DO THIS:
Within the records that follow, find every line containing the string "Médio". Copy those lines.

— begin DATASET CONTENT —

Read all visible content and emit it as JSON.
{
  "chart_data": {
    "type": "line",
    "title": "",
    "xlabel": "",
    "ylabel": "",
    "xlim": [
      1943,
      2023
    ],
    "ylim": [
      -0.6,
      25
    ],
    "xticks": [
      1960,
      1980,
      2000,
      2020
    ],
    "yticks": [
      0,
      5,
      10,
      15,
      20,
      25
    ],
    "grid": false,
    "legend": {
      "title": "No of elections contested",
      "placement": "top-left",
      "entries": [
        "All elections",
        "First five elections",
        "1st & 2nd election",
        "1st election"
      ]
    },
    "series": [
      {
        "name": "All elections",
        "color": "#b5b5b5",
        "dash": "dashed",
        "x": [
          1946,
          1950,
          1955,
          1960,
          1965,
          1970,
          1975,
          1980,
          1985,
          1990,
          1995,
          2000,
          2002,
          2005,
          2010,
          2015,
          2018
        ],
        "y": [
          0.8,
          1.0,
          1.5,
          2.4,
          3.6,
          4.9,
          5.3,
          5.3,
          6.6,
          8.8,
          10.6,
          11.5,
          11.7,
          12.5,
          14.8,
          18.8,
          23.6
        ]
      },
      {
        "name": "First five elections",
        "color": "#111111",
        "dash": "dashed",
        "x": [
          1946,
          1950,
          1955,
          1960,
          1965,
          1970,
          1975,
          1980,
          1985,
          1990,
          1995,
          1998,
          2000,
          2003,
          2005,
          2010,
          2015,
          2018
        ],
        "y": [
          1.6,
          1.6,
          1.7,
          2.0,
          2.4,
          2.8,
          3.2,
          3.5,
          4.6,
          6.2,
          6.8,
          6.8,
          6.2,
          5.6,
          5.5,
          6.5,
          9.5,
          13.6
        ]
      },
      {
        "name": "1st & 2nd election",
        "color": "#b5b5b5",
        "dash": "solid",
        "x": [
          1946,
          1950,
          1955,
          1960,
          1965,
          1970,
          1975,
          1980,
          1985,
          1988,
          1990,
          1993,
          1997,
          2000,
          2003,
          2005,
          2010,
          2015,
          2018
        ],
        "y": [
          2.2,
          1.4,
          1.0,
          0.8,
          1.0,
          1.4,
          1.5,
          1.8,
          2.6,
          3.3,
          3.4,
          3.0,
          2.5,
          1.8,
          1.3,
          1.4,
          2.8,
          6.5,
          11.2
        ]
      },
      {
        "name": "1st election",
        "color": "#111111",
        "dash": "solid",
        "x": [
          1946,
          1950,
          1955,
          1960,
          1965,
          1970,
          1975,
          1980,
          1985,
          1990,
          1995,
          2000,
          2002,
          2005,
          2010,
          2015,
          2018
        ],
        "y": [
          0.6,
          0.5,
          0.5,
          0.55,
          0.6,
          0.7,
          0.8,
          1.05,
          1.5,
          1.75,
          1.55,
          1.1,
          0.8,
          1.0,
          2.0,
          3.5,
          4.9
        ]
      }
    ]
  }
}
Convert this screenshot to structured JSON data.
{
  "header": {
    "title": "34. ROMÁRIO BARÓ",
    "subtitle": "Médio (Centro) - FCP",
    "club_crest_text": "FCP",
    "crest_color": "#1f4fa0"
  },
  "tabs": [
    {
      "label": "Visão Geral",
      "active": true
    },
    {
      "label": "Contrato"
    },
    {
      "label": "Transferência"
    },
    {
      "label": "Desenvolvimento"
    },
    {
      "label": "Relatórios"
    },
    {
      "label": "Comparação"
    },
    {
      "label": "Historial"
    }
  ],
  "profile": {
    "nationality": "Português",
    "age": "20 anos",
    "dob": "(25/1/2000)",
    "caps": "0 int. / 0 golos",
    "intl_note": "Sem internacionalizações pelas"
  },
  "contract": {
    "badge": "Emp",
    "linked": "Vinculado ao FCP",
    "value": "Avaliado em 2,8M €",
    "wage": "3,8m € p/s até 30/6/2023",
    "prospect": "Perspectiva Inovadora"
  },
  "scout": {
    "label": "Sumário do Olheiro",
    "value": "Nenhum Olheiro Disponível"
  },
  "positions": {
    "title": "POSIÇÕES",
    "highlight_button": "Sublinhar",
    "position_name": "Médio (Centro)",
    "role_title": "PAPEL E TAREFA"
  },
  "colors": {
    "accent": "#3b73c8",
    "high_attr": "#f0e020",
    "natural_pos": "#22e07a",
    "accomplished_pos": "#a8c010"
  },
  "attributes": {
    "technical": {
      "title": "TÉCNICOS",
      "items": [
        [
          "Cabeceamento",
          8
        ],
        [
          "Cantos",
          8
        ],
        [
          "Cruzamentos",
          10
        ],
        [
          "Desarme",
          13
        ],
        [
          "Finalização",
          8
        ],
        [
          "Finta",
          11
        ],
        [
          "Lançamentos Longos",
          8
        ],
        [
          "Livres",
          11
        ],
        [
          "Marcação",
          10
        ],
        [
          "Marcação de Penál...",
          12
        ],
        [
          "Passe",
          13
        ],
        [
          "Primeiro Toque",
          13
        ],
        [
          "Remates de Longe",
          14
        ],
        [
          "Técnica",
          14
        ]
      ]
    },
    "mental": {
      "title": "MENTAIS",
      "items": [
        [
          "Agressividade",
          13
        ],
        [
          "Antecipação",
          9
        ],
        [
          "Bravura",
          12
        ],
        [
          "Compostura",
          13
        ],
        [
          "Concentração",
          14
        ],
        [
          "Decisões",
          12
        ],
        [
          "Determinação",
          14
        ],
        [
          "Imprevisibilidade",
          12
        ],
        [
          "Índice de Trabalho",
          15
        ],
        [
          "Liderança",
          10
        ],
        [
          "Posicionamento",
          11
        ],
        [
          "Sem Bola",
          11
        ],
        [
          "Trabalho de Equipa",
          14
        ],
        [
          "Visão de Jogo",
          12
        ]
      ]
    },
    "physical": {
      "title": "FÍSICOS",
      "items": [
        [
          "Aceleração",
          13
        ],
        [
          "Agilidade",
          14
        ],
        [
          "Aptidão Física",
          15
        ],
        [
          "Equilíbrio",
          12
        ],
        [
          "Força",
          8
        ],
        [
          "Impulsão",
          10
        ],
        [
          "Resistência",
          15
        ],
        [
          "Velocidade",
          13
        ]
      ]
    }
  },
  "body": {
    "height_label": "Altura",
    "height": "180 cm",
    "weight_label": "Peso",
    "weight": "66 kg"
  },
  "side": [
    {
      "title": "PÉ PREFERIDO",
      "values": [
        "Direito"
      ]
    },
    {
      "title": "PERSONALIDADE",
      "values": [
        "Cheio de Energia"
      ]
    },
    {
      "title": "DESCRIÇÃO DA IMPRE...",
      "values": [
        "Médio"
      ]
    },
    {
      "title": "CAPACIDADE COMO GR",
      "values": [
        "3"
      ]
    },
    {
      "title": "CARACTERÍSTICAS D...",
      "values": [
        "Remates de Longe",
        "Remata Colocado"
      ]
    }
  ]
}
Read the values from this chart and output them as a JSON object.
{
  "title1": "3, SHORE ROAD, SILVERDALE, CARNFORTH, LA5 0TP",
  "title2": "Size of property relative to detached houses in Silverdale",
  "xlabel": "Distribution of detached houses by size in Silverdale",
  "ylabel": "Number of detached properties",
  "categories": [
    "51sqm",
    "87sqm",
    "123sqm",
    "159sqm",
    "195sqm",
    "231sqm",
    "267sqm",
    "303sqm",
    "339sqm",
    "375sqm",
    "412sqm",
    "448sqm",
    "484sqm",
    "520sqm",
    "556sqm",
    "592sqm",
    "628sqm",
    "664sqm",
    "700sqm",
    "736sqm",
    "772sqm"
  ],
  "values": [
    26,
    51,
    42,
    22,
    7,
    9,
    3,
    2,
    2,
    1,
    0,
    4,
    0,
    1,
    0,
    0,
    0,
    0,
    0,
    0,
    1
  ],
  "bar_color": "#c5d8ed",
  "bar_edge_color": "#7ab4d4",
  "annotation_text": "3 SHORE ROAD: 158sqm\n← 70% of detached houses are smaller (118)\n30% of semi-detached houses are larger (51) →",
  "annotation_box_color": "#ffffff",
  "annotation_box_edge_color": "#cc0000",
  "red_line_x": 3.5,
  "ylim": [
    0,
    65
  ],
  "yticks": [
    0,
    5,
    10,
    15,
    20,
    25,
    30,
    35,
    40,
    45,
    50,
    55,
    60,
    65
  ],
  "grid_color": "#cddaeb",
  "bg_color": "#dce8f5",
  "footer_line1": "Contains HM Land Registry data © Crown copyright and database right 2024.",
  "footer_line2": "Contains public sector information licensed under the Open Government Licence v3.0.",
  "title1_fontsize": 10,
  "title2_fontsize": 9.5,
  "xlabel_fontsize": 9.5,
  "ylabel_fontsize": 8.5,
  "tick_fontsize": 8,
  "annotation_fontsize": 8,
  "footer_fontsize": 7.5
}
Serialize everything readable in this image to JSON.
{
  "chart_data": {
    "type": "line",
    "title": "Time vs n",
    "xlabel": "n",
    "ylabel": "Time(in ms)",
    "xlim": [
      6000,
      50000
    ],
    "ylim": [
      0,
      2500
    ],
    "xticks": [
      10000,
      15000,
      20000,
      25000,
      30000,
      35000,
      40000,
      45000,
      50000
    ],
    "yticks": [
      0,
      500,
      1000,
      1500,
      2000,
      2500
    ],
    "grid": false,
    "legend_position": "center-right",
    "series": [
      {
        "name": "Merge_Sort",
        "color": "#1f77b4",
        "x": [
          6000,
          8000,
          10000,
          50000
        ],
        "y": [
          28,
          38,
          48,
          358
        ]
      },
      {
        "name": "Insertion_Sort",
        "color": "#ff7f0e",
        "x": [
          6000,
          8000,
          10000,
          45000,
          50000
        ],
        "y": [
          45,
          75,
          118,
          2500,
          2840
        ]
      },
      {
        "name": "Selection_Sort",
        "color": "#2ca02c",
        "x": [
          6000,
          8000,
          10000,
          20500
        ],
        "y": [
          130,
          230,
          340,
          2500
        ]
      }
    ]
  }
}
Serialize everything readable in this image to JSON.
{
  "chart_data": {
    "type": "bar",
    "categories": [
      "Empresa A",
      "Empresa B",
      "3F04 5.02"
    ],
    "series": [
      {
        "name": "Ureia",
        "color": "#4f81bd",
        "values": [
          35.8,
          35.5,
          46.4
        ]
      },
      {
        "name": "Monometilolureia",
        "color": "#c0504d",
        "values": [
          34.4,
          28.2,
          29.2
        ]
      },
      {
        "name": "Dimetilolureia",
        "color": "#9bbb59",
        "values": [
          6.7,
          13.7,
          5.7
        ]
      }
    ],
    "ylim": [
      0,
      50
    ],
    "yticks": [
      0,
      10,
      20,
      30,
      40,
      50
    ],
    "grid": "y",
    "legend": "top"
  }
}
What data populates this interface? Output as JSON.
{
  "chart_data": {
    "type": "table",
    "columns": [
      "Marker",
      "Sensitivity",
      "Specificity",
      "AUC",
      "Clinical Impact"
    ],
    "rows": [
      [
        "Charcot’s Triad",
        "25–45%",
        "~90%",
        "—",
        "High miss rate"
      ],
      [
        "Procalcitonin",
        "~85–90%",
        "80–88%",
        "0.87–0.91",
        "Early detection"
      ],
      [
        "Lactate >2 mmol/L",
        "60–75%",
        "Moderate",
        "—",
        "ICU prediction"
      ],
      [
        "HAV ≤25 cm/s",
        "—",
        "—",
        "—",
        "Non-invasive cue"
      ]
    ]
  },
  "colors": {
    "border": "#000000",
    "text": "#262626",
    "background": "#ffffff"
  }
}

— end DATASET CONTENT —

COMPLETE ANSWER:
    "subtitle": "Médio (Centro) - FCP",
    "position_name": "Médio (Centro)",
        "Médio"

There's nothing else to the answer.